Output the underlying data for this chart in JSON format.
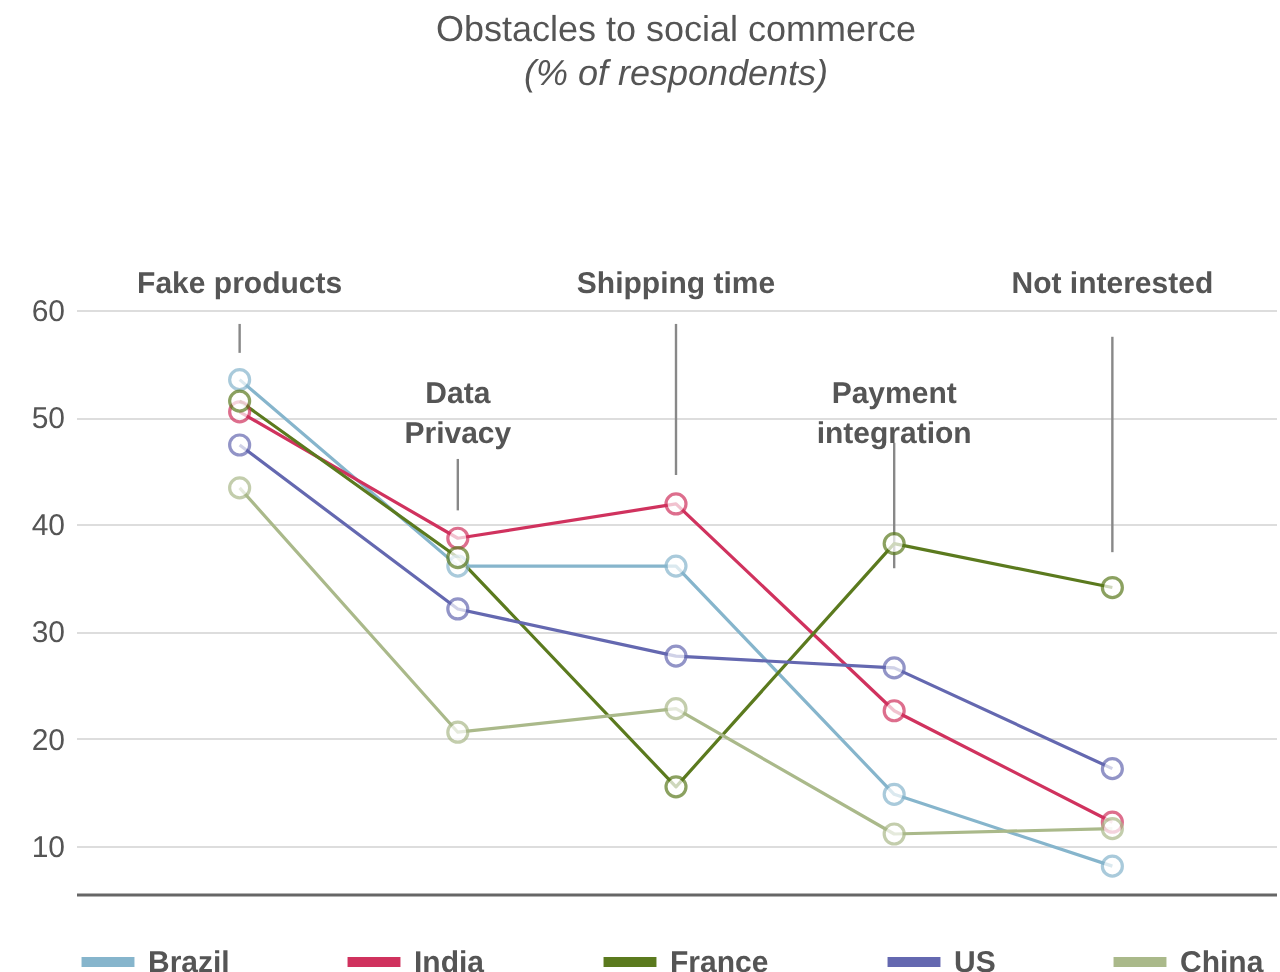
{
  "chart_data": {
    "type": "line",
    "title": "Obstacles to social commerce",
    "subtitle": "(% of respondents)",
    "categories": [
      "Fake products",
      "Data Privacy",
      "Shipping time",
      "Payment integration",
      "Not interested"
    ],
    "series": [
      {
        "name": "Brazil",
        "color": "#86b5cc",
        "values": [
          53.5,
          36.1,
          36.1,
          14.8,
          8.1
        ]
      },
      {
        "name": "India",
        "color": "#d0325e",
        "values": [
          50.5,
          38.7,
          41.9,
          22.6,
          12.2
        ]
      },
      {
        "name": "France",
        "color": "#5b7a1e",
        "values": [
          51.5,
          36.9,
          15.5,
          38.2,
          34.1
        ]
      },
      {
        "name": "US",
        "color": "#6468b0",
        "values": [
          47.4,
          32.1,
          27.7,
          26.6,
          17.2
        ]
      },
      {
        "name": "China",
        "color": "#aab98a",
        "values": [
          43.4,
          20.6,
          22.8,
          11.1,
          11.6
        ]
      }
    ],
    "ylim": [
      5.5,
      60
    ],
    "yticks": [
      10,
      20,
      30,
      40,
      50,
      60
    ],
    "grid": "y",
    "legend": "bottom",
    "marker": "circle",
    "line_style": "solid"
  }
}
**********
Copy the material shown above in full and exactly. Skip the pictures.

Output the underlying data for this chart in JSON format.
{
  "chart_data": {
    "type": "line",
    "title": "Obstacles to social commerce",
    "subtitle": "(% of respondents)",
    "categories": [
      "Fake products",
      "Data Privacy",
      "Shipping time",
      "Payment integration",
      "Not interested"
    ],
    "series": [
      {
        "name": "Brazil",
        "color": "#86b5cc",
        "values": [
          53.5,
          36.1,
          36.1,
          14.8,
          8.1
        ]
      },
      {
        "name": "India",
        "color": "#d0325e",
        "values": [
          50.5,
          38.7,
          41.9,
          22.6,
          12.2
        ]
      },
      {
        "name": "France",
        "color": "#5b7a1e",
        "values": [
          51.5,
          36.9,
          15.5,
          38.2,
          34.1
        ]
      },
      {
        "name": "US",
        "color": "#6468b0",
        "values": [
          47.4,
          32.1,
          27.7,
          26.6,
          17.2
        ]
      },
      {
        "name": "China",
        "color": "#aab98a",
        "values": [
          43.4,
          20.6,
          22.8,
          11.1,
          11.6
        ]
      }
    ],
    "ylim": [
      5.5,
      60
    ],
    "yticks": [
      10,
      20,
      30,
      40,
      50,
      60
    ],
    "grid": "y",
    "legend": "bottom",
    "marker": "circle",
    "line_style": "solid"
  }
}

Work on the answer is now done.